┌─ RECORD EXTRACTS

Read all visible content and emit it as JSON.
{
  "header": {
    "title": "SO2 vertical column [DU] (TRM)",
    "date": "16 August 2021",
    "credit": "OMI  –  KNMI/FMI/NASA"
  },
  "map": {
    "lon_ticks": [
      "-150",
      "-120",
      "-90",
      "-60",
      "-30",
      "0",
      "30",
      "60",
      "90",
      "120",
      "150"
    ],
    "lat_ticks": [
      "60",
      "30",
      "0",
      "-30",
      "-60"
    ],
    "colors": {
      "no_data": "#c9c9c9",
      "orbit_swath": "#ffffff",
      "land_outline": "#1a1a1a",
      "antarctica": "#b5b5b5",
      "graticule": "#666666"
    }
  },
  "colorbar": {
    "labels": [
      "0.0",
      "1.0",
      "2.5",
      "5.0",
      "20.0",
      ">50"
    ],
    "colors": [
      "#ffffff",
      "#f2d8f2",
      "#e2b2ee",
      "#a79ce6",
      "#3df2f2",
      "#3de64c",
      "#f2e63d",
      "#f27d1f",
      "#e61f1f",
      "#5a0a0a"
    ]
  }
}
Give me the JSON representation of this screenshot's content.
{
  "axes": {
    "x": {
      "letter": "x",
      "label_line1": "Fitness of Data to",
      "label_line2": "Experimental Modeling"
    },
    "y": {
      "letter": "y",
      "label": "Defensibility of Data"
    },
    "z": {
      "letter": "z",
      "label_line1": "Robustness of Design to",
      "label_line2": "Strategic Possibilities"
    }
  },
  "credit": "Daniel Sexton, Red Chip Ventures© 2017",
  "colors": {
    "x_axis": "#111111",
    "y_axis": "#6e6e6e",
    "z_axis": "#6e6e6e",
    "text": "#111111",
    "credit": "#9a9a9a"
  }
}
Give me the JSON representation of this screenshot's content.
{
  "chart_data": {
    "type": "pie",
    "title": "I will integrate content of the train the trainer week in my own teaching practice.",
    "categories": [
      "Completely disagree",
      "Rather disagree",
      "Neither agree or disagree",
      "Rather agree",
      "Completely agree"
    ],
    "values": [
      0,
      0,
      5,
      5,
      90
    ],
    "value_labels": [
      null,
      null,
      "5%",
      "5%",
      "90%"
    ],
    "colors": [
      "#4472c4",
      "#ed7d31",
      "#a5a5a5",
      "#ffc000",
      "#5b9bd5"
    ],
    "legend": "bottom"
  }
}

└─

_PROBLEM STATEMENT_:
All of the data needs to be reproduced exactly, with no line missing.

_WRITTEN ANSWER_:
Read all visible content and emit it as JSON.
{
  "header": {
    "title": "SO2 vertical column [DU] (TRM)",
    "date": "16 August 2021",
    "credit": "OMI  –  KNMI/FMI/NASA"
  },
  "map": {
    "lon_ticks": [
      "-150",
      "-120",
      "-90",
      "-60",
      "-30",
      "0",
      "30",
      "60",
      "90",
      "120",
      "150"
    ],
    "lat_ticks": [
      "60",
      "30",
      "0",
      "-30",
      "-60"
    ],
    "colors": {
      "no_data": "#c9c9c9",
      "orbit_swath": "#ffffff",
      "land_outline": "#1a1a1a",
      "antarctica": "#b5b5b5",
      "graticule": "#666666"
    }
  },
  "colorbar": {
    "labels": [
      "0.0",
      "1.0",
      "2.5",
      "5.0",
      "20.0",
      ">50"
    ],
    "colors": [
      "#ffffff",
      "#f2d8f2",
      "#e2b2ee",
      "#a79ce6",
      "#3df2f2",
      "#3de64c",
      "#f2e63d",
      "#f27d1f",
      "#e61f1f",
      "#5a0a0a"
    ]
  }
}
Give me the JSON representation of this screenshot's content.
{
  "axes": {
    "x": {
      "letter": "x",
      "label_line1": "Fitness of Data to",
      "label_line2": "Experimental Modeling"
    },
    "y": {
      "letter": "y",
      "label": "Defensibility of Data"
    },
    "z": {
      "letter": "z",
      "label_line1": "Robustness of Design to",
      "label_line2": "Strategic Possibilities"
    }
  },
  "credit": "Daniel Sexton, Red Chip Ventures© 2017",
  "colors": {
    "x_axis": "#111111",
    "y_axis": "#6e6e6e",
    "z_axis": "#6e6e6e",
    "text": "#111111",
    "credit": "#9a9a9a"
  }
}
Give me the JSON representation of this screenshot's content.
{
  "chart_data": {
    "type": "pie",
    "title": "I will integrate content of the train the trainer week in my own teaching practice.",
    "categories": [
      "Completely disagree",
      "Rather disagree",
      "Neither agree or disagree",
      "Rather agree",
      "Completely agree"
    ],
    "values": [
      0,
      0,
      5,
      5,
      90
    ],
    "value_labels": [
      null,
      null,
      "5%",
      "5%",
      "90%"
    ],
    "colors": [
      "#4472c4",
      "#ed7d31",
      "#a5a5a5",
      "#ffc000",
      "#5b9bd5"
    ],
    "legend": "bottom"
  }
}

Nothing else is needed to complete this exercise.